Prompt A:
Condense the paragraph of the maple tree patch email that begins "The tree has a branching factor" into a short bulleted list that keeps its main facts.

Document excerpt:
────────────────────────────────────────

[PATCH v6 08/71] Maple Tree: Add new data structure

Liam Howlett liam.howlett at oracle.com
Wed Feb 16 10:25:38 PST 2022


* Mark Hemment <markhemm at googlemail.com> [220216 05:12]:
> Only a few v minor comments.
> 
> On Tue, 15 Feb 2022 at 14:43, Liam Howlett <liam.howlett at oracle.com> wrote:
> >
> > From: "Liam R. Howlett" <Liam.Howlett at Oracle.com>
> >
> > The maple tree is an RCU-safe range based B-tree designed to use modern
> > processor cache efficiently.  There are a number of places in the kernel
> > that a non-overlapping range-based tree would be beneficial, especially
> > one with a simple interface.  The first user that is covered in this
> > patch set is the vm_area_struct, where three data structures are
> > replaced by the maple tree: the augmented rbtree, the vma cache, and the
> > linked list of VMAs in the mm_struct.  The long term goal is to reduce
> > or remove the mmap_sem contention.
> >
> > The tree has a branching factor of 10 for non-leaf nodes and 16 for leaf
> > nodes.  With the increased branching factor, it is significantly shorter than
> > the rbtree so it has fewer cache misses.  The removal of the linked list
> > between subsequent entries also reduces the cache misses and the need to pull
> > in the previous and next VMA during many tree alterations.
> >
> > Signed-off-by: Matthew Wilcox (Oracle) <willy at infradead.org>
> > Signed-off-by: Liam R. Howlett <Liam.Howlett at oracle.com>
> > Tested-by: David Howells <dhowells at redhat.com>
> > ---
> >  Documentation/core-api/index.rst              |    1 +
> >  Documentation/core-api/maple_tree.rst         |  218 +
> >  MAINTAINERS                                   |   12 +
> >  include/linux/maple_tree.h                    |  683 ++
> >  include/trace/events/maple_tree.h             |  123 +
> >  init/main.c                                   |    2 +
> >  lib/Kconfig.debug                             |   16 +
> >  lib/Makefile                                  |    3 +-
> >  lib/maple_tree.c                              | 6967 +++++++++++++++++
> >  tools/testing/radix-tree/.gitignore           |    2 +
> >  tools/testing/radix-tree/Makefile             |   13 +-
> >  tools/testing/radix-tree/generated/autoconf.h |    1 +
> >  tools/testing/radix-tree/linux/maple_tree.h   |    7 +
> >  tools/testing/radix-tree/maple.c              |   59 +
> >  .../radix-tree/trace/events/maple_tree.h      |    3 +
> >  15 files changed, 8107 insertions(+), 3 deletions(-)

────────────────────────────────────────

Prompt B:
Please write out the records from the line that contains "header-cell-size: サイズ <box>57" through the end of the records, with both ends included and nothing changed.

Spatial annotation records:
────────────────────────────────────────

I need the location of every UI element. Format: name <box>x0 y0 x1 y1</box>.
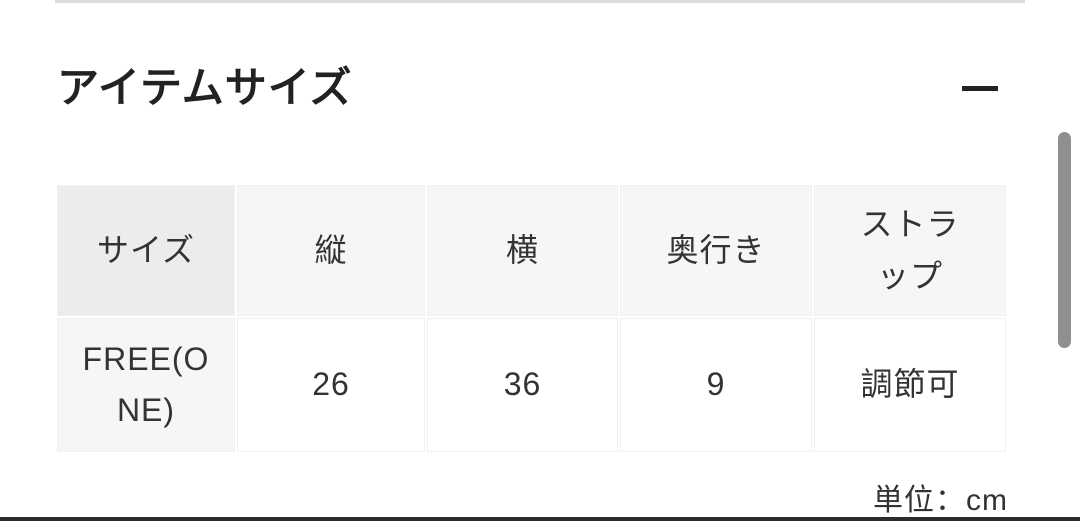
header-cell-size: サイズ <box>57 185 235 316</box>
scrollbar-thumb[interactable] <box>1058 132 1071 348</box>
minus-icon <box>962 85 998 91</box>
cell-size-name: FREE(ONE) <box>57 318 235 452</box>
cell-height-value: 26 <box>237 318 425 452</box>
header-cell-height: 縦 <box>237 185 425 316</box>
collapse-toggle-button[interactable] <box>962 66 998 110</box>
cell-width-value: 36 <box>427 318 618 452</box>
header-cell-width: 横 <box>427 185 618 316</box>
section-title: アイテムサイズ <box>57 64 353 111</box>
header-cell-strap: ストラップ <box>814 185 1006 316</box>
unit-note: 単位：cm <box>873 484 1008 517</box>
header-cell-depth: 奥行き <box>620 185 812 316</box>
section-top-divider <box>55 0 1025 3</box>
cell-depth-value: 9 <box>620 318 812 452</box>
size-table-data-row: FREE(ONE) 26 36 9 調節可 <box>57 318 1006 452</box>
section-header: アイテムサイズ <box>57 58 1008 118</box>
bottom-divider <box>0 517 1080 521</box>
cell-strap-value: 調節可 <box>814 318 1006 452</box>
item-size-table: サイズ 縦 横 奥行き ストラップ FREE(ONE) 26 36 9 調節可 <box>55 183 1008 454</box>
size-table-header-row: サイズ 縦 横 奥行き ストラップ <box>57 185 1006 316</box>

────────────────────────────────────────

Reply A:
- Branching factor: 10 for non-leaf nodes, 16 for leaf nodes.
- The larger branching factor makes the tree significantly shorter than the rbtree, so it has fewer cache misses.
- Removing the linked list between subsequent entries also cuts cache misses and the need to pull in the previous and next VMA during many tree alterations.

Reply B:
header-cell-size: サイズ <box>57 185 235 316</box>
scrollbar-thumb[interactable] <box>1058 132 1071 348</box>
minus-icon <box>962 85 998 91</box>
cell-size-name: FREE(ONE) <box>57 318 235 452</box>
cell-height-value: 26 <box>237 318 425 452</box>
header-cell-height: 縦 <box>237 185 425 316</box>
collapse-toggle-button[interactable] <box>962 66 998 110</box>
cell-width-value: 36 <box>427 318 618 452</box>
header-cell-width: 横 <box>427 185 618 316</box>
section-title: アイテムサイズ <box>57 64 353 111</box>
header-cell-strap: ストラップ <box>814 185 1006 316</box>
unit-note: 単位：cm <box>873 484 1008 517</box>
header-cell-depth: 奥行き <box>620 185 812 316</box>
section-top-divider <box>55 0 1025 3</box>
cell-depth-value: 9 <box>620 318 812 452</box>
size-table-data-row: FREE(ONE) 26 36 9 調節可 <box>57 318 1006 452</box>
section-header: アイテムサイズ <box>57 58 1008 118</box>
bottom-divider <box>0 517 1080 521</box>
cell-strap-value: 調節可 <box>814 318 1006 452</box>
item-size-table: サイズ 縦 横 奥行き ストラップ FREE(ONE) 26 36 9 調節可 <box>55 183 1008 454</box>
size-table-header-row: サイズ 縦 横 奥行き ストラップ <box>57 185 1006 316</box>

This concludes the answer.